◆ **Task goal**:
Every line below that holds the string "WAIST" should be copied out.

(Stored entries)
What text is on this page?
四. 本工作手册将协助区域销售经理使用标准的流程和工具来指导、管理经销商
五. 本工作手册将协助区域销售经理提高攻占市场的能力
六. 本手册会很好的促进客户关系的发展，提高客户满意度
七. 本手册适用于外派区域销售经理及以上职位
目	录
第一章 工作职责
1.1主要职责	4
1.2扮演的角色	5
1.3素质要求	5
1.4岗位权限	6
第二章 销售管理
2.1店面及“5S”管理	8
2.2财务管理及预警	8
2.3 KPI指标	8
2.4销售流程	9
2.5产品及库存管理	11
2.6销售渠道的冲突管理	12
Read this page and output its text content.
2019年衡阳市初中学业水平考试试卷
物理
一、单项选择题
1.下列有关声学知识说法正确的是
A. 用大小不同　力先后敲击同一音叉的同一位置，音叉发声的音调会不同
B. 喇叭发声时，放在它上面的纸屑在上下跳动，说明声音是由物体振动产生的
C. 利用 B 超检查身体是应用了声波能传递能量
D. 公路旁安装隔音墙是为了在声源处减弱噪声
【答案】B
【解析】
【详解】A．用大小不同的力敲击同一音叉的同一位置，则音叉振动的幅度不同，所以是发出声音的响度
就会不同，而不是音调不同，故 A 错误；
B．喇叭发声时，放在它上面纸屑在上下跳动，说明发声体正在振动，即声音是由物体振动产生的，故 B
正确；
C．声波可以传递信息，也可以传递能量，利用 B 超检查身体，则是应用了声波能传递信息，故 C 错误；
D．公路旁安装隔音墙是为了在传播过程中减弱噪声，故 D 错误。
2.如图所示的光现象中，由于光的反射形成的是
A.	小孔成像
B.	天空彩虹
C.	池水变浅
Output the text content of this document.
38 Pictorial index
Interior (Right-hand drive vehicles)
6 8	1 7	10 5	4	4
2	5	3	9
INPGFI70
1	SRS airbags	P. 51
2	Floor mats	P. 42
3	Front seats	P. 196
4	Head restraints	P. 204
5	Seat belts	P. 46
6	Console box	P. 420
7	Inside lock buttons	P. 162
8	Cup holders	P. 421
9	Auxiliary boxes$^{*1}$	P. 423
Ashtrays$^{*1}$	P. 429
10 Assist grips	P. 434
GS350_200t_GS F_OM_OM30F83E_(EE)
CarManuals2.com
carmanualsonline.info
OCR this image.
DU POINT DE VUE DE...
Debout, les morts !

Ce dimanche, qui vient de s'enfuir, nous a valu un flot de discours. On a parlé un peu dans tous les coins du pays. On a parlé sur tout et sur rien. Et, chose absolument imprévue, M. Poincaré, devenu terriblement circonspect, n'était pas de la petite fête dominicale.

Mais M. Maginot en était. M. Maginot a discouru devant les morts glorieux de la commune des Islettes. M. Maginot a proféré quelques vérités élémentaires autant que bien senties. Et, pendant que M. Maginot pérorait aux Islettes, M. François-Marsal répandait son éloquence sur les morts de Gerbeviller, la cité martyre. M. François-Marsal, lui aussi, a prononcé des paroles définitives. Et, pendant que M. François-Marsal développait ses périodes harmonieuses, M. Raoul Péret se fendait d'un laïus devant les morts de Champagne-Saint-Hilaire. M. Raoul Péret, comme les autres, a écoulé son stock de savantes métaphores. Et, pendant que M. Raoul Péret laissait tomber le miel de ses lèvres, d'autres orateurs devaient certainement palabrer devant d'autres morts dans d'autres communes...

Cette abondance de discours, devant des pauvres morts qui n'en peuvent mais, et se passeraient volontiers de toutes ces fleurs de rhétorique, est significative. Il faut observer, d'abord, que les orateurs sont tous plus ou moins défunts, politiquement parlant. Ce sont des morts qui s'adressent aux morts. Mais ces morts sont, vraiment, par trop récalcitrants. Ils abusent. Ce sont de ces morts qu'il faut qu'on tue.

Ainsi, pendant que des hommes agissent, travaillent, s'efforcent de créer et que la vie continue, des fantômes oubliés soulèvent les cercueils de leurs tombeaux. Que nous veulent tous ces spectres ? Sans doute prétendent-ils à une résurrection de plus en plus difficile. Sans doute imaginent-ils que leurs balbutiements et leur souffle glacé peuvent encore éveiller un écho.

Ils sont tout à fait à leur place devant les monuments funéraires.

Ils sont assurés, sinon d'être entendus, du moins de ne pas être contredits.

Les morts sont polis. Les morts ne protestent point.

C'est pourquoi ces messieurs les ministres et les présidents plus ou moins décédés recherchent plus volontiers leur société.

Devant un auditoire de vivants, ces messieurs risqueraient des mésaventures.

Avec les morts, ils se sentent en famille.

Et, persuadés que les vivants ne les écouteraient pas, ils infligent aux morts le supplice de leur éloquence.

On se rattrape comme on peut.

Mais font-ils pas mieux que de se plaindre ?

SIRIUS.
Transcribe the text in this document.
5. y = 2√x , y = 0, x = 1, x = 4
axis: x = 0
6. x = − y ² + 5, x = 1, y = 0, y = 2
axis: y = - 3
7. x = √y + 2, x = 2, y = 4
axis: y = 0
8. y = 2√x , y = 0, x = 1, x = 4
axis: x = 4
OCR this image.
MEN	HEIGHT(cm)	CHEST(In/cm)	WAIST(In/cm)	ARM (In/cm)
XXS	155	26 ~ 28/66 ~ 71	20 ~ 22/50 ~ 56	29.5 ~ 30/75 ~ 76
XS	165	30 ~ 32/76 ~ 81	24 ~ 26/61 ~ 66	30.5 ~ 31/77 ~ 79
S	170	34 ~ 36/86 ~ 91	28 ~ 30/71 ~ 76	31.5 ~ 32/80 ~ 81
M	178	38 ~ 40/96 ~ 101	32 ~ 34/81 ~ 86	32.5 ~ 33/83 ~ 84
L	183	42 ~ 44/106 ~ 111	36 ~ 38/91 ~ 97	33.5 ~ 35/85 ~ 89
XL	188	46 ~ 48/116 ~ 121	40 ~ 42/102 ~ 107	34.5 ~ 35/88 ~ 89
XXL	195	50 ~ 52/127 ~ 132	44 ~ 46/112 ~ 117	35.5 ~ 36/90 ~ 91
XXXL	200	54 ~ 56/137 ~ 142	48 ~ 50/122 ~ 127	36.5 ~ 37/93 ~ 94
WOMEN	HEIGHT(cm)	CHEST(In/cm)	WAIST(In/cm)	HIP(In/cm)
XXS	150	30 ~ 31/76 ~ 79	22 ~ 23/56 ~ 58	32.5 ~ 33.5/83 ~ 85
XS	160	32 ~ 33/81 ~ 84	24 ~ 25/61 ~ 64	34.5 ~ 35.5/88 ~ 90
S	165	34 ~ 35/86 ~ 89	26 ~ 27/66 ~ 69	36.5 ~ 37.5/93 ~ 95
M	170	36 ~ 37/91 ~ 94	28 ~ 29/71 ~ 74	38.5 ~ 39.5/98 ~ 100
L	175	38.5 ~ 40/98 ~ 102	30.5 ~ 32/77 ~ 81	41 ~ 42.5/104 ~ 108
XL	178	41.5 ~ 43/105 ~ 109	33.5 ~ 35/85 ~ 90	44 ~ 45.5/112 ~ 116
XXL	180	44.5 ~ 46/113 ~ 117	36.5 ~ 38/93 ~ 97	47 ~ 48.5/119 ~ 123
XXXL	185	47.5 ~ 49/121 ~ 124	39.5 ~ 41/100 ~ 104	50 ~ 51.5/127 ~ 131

◆ **Task response**:
MEN	HEIGHT(cm)	CHEST(In/cm)	WAIST(In/cm)	ARM (In/cm)
WOMEN	HEIGHT(cm)	CHEST(In/cm)	WAIST(In/cm)	HIP(In/cm)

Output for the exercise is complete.